● Work instructions:
Will you write out all the entries below exactly?

● Information given:
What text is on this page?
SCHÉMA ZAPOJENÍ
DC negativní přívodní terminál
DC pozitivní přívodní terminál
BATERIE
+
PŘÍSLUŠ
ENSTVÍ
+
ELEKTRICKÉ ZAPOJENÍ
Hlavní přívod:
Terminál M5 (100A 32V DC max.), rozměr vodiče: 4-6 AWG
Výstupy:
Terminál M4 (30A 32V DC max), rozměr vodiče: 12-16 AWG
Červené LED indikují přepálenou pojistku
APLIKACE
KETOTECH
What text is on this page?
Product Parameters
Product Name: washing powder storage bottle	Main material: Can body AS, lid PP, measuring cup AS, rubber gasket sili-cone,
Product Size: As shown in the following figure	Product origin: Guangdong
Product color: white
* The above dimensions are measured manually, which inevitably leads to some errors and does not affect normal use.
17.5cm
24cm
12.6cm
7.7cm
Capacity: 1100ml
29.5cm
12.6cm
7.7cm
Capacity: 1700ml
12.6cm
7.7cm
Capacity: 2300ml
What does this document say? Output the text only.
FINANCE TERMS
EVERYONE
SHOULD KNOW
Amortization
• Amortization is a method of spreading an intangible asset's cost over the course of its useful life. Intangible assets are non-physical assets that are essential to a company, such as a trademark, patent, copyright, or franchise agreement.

● Result for this exercise:
What text is on this page?
SCHÉMA ZAPOJENÍ
DC negativní přívodní terminál
DC pozitivní přívodní terminál
BATERIE
+
PŘÍSLUŠ
ENSTVÍ
+
ELEKTRICKÉ ZAPOJENÍ
Hlavní přívod:
Terminál M5 (100A 32V DC max.), rozměr vodiče: 4-6 AWG
Výstupy:
Terminál M4 (30A 32V DC max), rozměr vodiče: 12-16 AWG
Červené LED indikují přepálenou pojistku
APLIKACE
KETOTECH
What text is on this page?
Product Parameters
Product Name: washing powder storage bottle	Main material: Can body AS, lid PP, measuring cup AS, rubber gasket sili-cone,
Product Size: As shown in the following figure	Product origin: Guangdong
Product color: white
* The above dimensions are measured manually, which inevitably leads to some errors and does not affect normal use.
17.5cm
24cm
12.6cm
7.7cm
Capacity: 1100ml
29.5cm
12.6cm
7.7cm
Capacity: 1700ml
12.6cm
7.7cm
Capacity: 2300ml
What does this document say? Output the text only.
FINANCE TERMS
EVERYONE
SHOULD KNOW
Amortization
• Amortization is a method of spreading an intangible asset's cost over the course of its useful life. Intangible assets are non-physical assets that are essential to a company, such as a trademark, patent, copyright, or franchise agreement.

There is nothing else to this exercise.